### DATA TO USE
* * * * *
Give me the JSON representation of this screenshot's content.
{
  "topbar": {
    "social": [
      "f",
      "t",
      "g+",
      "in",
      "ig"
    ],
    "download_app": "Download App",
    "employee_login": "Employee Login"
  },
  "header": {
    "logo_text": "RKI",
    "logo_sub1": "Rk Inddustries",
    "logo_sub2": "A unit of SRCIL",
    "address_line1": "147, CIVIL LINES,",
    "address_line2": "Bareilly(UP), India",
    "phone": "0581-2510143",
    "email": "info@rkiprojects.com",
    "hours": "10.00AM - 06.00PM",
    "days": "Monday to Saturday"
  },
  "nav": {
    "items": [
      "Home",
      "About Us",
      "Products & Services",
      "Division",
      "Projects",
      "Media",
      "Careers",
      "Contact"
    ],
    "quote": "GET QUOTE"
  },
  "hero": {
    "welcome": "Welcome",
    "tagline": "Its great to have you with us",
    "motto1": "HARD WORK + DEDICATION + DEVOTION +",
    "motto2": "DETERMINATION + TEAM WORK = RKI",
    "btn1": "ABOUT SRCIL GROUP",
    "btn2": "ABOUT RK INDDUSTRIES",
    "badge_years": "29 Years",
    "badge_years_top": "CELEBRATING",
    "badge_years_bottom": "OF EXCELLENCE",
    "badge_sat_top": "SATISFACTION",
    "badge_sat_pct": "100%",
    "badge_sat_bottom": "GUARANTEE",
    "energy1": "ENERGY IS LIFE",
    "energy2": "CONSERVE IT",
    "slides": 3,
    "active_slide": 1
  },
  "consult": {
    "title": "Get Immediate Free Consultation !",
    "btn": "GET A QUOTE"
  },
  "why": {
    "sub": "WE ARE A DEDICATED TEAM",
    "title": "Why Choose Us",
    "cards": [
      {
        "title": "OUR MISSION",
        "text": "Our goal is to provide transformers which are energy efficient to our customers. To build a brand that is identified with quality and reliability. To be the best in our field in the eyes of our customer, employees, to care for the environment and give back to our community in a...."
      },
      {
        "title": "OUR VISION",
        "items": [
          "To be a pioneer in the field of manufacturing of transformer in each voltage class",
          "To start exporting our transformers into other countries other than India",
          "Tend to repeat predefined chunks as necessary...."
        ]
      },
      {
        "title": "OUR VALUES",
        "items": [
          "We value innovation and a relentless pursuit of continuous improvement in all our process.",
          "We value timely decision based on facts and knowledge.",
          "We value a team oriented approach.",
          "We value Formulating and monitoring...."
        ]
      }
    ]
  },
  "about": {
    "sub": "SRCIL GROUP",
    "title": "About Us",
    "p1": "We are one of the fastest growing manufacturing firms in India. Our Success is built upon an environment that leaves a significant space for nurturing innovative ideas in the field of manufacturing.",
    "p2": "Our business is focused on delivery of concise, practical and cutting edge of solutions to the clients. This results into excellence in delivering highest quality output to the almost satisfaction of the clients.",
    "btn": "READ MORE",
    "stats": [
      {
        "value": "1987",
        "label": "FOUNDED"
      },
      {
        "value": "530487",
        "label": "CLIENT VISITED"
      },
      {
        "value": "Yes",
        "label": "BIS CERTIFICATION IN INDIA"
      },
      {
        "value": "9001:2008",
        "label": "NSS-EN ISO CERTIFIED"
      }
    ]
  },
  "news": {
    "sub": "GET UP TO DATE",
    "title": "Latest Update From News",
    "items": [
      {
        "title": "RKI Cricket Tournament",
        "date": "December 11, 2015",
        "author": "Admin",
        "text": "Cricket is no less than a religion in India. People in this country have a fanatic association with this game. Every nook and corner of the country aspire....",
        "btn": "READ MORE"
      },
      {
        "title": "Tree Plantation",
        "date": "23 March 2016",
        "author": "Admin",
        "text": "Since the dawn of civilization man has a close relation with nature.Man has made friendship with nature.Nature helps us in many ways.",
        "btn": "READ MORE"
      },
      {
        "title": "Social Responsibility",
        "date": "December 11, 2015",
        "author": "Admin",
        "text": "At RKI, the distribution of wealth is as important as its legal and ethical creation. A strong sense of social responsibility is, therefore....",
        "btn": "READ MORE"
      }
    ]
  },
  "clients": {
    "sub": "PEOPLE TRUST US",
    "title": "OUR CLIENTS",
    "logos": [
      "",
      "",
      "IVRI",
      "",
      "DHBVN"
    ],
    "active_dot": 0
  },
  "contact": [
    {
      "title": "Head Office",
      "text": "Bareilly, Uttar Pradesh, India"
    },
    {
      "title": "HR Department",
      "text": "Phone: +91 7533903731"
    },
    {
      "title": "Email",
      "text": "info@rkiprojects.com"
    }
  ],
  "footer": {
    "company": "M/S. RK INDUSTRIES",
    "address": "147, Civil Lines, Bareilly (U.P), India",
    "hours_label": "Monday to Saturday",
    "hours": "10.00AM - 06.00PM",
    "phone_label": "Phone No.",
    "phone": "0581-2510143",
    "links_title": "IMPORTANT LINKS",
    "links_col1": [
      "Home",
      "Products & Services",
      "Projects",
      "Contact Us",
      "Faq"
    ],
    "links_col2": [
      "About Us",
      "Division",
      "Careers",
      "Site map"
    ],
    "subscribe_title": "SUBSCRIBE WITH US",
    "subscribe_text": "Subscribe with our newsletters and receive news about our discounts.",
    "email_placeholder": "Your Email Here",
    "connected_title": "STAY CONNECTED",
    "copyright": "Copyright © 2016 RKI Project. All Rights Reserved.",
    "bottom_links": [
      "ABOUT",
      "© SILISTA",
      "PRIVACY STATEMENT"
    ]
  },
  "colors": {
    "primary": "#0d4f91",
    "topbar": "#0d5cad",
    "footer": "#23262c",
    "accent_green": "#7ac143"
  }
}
* * * * *
### AIM
Nothing should be left out: repeat all of the data exactly.

### RESPONSE TO THE TASK
Give me the JSON representation of this screenshot's content.
{
  "topbar": {
    "social": [
      "f",
      "t",
      "g+",
      "in",
      "ig"
    ],
    "download_app": "Download App",
    "employee_login": "Employee Login"
  },
  "header": {
    "logo_text": "RKI",
    "logo_sub1": "Rk Inddustries",
    "logo_sub2": "A unit of SRCIL",
    "address_line1": "147, CIVIL LINES,",
    "address_line2": "Bareilly(UP), India",
    "phone": "0581-2510143",
    "email": "info@rkiprojects.com",
    "hours": "10.00AM - 06.00PM",
    "days": "Monday to Saturday"
  },
  "nav": {
    "items": [
      "Home",
      "About Us",
      "Products & Services",
      "Division",
      "Projects",
      "Media",
      "Careers",
      "Contact"
    ],
    "quote": "GET QUOTE"
  },
  "hero": {
    "welcome": "Welcome",
    "tagline": "Its great to have you with us",
    "motto1": "HARD WORK + DEDICATION + DEVOTION +",
    "motto2": "DETERMINATION + TEAM WORK = RKI",
    "btn1": "ABOUT SRCIL GROUP",
    "btn2": "ABOUT RK INDDUSTRIES",
    "badge_years": "29 Years",
    "badge_years_top": "CELEBRATING",
    "badge_years_bottom": "OF EXCELLENCE",
    "badge_sat_top": "SATISFACTION",
    "badge_sat_pct": "100%",
    "badge_sat_bottom": "GUARANTEE",
    "energy1": "ENERGY IS LIFE",
    "energy2": "CONSERVE IT",
    "slides": 3,
    "active_slide": 1
  },
  "consult": {
    "title": "Get Immediate Free Consultation !",
    "btn": "GET A QUOTE"
  },
  "why": {
    "sub": "WE ARE A DEDICATED TEAM",
    "title": "Why Choose Us",
    "cards": [
      {
        "title": "OUR MISSION",
        "text": "Our goal is to provide transformers which are energy efficient to our customers. To build a brand that is identified with quality and reliability. To be the best in our field in the eyes of our customer, employees, to care for the environment and give back to our community in a...."
      },
      {
        "title": "OUR VISION",
        "items": [
          "To be a pioneer in the field of manufacturing of transformer in each voltage class",
          "To start exporting our transformers into other countries other than India",
          "Tend to repeat predefined chunks as necessary...."
        ]
      },
      {
        "title": "OUR VALUES",
        "items": [
          "We value innovation and a relentless pursuit of continuous improvement in all our process.",
          "We value timely decision based on facts and knowledge.",
          "We value a team oriented approach.",
          "We value Formulating and monitoring...."
        ]
      }
    ]
  },
  "about": {
    "sub": "SRCIL GROUP",
    "title": "About Us",
    "p1": "We are one of the fastest growing manufacturing firms in India. Our Success is built upon an environment that leaves a significant space for nurturing innovative ideas in the field of manufacturing.",
    "p2": "Our business is focused on delivery of concise, practical and cutting edge of solutions to the clients. This results into excellence in delivering highest quality output to the almost satisfaction of the clients.",
    "btn": "READ MORE",
    "stats": [
      {
        "value": "1987",
        "label": "FOUNDED"
      },
      {
        "value": "530487",
        "label": "CLIENT VISITED"
      },
      {
        "value": "Yes",
        "label": "BIS CERTIFICATION IN INDIA"
      },
      {
        "value": "9001:2008",
        "label": "NSS-EN ISO CERTIFIED"
      }
    ]
  },
  "news": {
    "sub": "GET UP TO DATE",
    "title": "Latest Update From News",
    "items": [
      {
        "title": "RKI Cricket Tournament",
        "date": "December 11, 2015",
        "author": "Admin",
        "text": "Cricket is no less than a religion in India. People in this country have a fanatic association with this game. Every nook and corner of the country aspire....",
        "btn": "READ MORE"
      },
      {
        "title": "Tree Plantation",
        "date": "23 March 2016",
        "author": "Admin",
        "text": "Since the dawn of civilization man has a close relation with nature.Man has made friendship with nature.Nature helps us in many ways.",
        "btn": "READ MORE"
      },
      {
        "title": "Social Responsibility",
        "date": "December 11, 2015",
        "author": "Admin",
        "text": "At RKI, the distribution of wealth is as important as its legal and ethical creation. A strong sense of social responsibility is, therefore....",
        "btn": "READ MORE"
      }
    ]
  },
  "clients": {
    "sub": "PEOPLE TRUST US",
    "title": "OUR CLIENTS",
    "logos": [
      "",
      "",
      "IVRI",
      "",
      "DHBVN"
    ],
    "active_dot": 0
  },
  "contact": [
    {
      "title": "Head Office",
      "text": "Bareilly, Uttar Pradesh, India"
    },
    {
      "title": "HR Department",
      "text": "Phone: +91 7533903731"
    },
    {
      "title": "Email",
      "text": "info@rkiprojects.com"
    }
  ],
  "footer": {
    "company": "M/S. RK INDUSTRIES",
    "address": "147, Civil Lines, Bareilly (U.P), India",
    "hours_label": "Monday to Saturday",
    "hours": "10.00AM - 06.00PM",
    "phone_label": "Phone No.",
    "phone": "0581-2510143",
    "links_title": "IMPORTANT LINKS",
    "links_col1": [
      "Home",
      "Products & Services",
      "Projects",
      "Contact Us",
      "Faq"
    ],
    "links_col2": [
      "About Us",
      "Division",
      "Careers",
      "Site map"
    ],
    "subscribe_title": "SUBSCRIBE WITH US",
    "subscribe_text": "Subscribe with our newsletters and receive news about our discounts.",
    "email_placeholder": "Your Email Here",
    "connected_title": "STAY CONNECTED",
    "copyright": "Copyright © 2016 RKI Project. All Rights Reserved.",
    "bottom_links": [
      "ABOUT",
      "© SILISTA",
      "PRIVACY STATEMENT"
    ]
  },
  "colors": {
    "primary": "#0d4f91",
    "topbar": "#0d5cad",
    "footer": "#23262c",
    "accent_green": "#7ac143"
  }
}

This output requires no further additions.